> _EXERCISE_
Using the records below, filter for lines that contain the string "vara" and copy them out.

Document transcript data

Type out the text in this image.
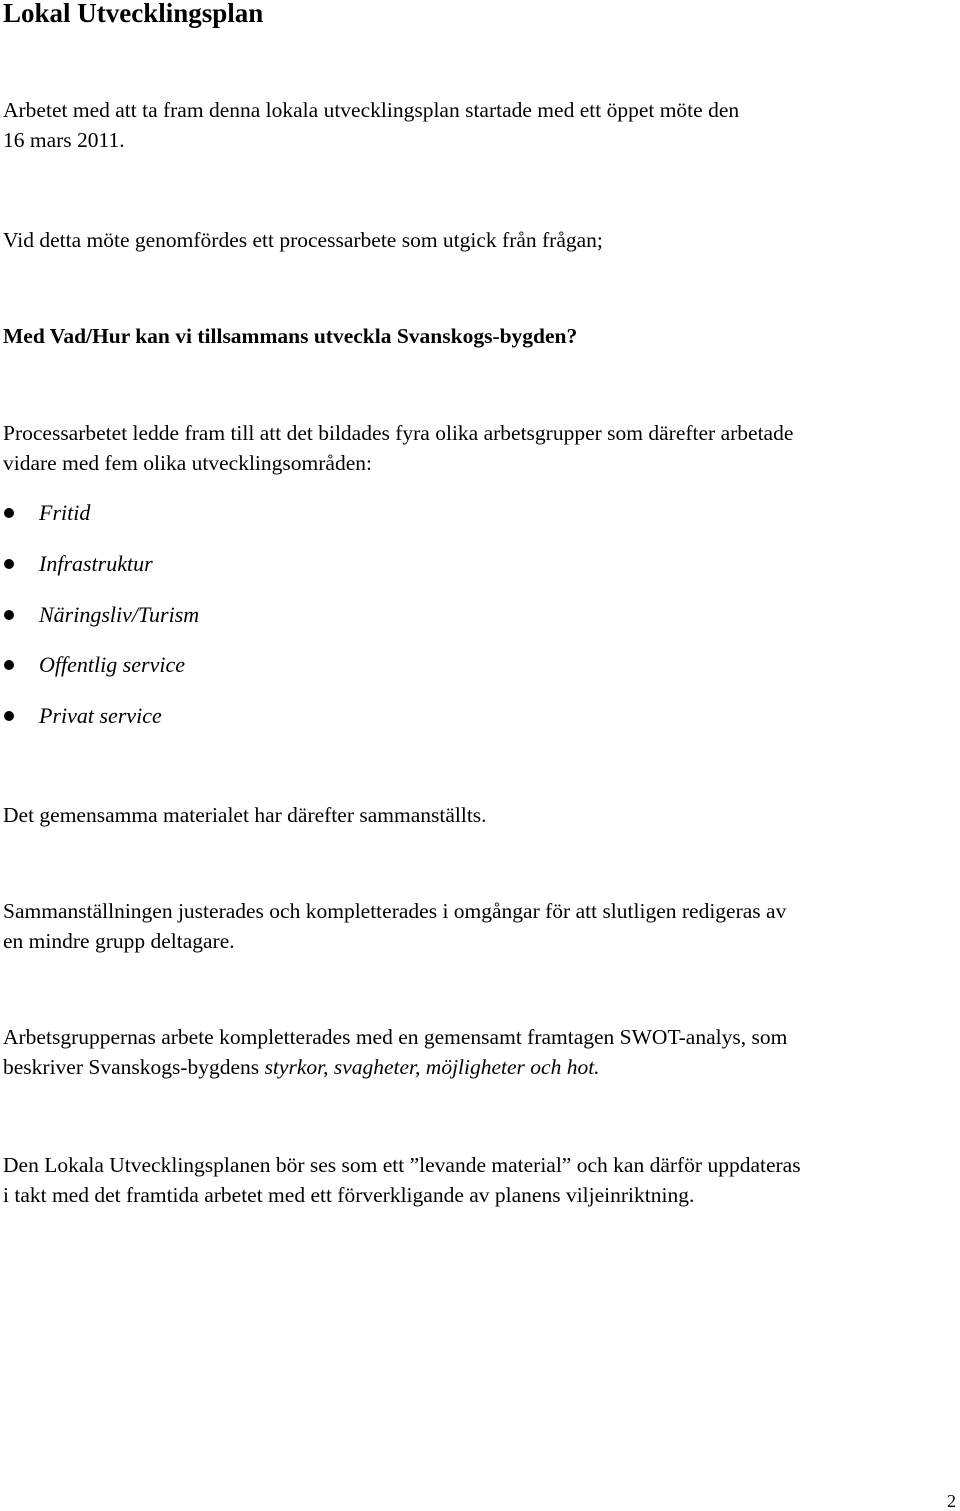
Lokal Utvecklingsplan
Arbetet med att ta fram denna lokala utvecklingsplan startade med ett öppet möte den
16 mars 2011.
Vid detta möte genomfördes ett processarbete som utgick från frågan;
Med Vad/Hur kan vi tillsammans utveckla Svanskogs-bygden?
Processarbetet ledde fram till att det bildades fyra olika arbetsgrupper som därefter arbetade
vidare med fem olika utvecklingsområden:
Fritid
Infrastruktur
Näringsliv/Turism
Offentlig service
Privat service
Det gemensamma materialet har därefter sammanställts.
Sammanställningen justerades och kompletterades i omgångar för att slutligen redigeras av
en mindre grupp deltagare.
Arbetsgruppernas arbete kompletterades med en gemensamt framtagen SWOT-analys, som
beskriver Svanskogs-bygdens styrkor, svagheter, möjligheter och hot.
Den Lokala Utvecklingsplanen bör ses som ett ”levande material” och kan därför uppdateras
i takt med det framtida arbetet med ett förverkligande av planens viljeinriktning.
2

...

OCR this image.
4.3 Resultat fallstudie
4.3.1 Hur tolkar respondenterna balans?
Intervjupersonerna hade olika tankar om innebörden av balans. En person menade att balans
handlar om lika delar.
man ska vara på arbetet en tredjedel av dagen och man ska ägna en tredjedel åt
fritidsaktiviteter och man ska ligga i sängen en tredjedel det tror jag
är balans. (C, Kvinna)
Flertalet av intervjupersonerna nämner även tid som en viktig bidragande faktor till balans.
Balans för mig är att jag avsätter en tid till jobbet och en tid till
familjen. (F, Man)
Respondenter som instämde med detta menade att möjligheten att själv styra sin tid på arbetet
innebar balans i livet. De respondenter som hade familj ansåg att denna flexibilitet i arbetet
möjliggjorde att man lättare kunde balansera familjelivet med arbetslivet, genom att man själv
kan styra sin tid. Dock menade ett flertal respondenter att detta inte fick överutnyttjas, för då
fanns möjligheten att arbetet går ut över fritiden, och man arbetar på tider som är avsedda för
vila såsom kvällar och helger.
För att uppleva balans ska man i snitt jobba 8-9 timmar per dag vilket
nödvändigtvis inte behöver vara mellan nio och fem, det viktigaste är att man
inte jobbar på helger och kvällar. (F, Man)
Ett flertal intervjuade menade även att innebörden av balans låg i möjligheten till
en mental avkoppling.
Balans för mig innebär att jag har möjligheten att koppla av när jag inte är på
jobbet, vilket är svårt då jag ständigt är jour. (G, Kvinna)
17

> _SOLUTION FOR THIS TASK_
man ska vara på arbetet en tredjedel av dagen och man ska ägna en tredjedel åt
nödvändigtvis inte behöver vara mellan nio och fem, det viktigaste är att man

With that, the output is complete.